Requirement. Extract each line bearing the word "Similarity".
--- start of The records ---
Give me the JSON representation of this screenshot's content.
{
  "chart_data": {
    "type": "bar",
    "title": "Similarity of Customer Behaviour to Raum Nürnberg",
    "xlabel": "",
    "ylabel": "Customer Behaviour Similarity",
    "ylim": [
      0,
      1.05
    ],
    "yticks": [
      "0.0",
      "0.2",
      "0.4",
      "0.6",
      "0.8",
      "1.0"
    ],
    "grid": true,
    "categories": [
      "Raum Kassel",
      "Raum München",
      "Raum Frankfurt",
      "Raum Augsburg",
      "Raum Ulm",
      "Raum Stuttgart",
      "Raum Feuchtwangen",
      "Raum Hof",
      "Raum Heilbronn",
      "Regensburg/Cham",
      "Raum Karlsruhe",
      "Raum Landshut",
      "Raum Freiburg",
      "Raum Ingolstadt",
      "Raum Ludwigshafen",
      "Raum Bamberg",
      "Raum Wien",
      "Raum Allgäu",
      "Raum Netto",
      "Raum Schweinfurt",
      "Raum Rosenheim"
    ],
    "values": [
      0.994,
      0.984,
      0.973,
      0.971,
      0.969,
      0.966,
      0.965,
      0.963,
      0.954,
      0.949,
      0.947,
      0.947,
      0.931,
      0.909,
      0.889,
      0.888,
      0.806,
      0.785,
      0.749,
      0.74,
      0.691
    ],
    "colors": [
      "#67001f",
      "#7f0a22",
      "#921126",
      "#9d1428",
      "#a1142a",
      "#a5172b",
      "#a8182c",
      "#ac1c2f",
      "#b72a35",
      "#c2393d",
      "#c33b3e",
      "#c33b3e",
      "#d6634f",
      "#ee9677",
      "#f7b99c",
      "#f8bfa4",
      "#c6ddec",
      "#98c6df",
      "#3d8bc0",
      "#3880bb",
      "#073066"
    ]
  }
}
--- end of The records ---
Exercise solution.
    "title": "Similarity of Customer Behaviour to Raum Nürnberg",
    "ylabel": "Customer Behaviour Similarity",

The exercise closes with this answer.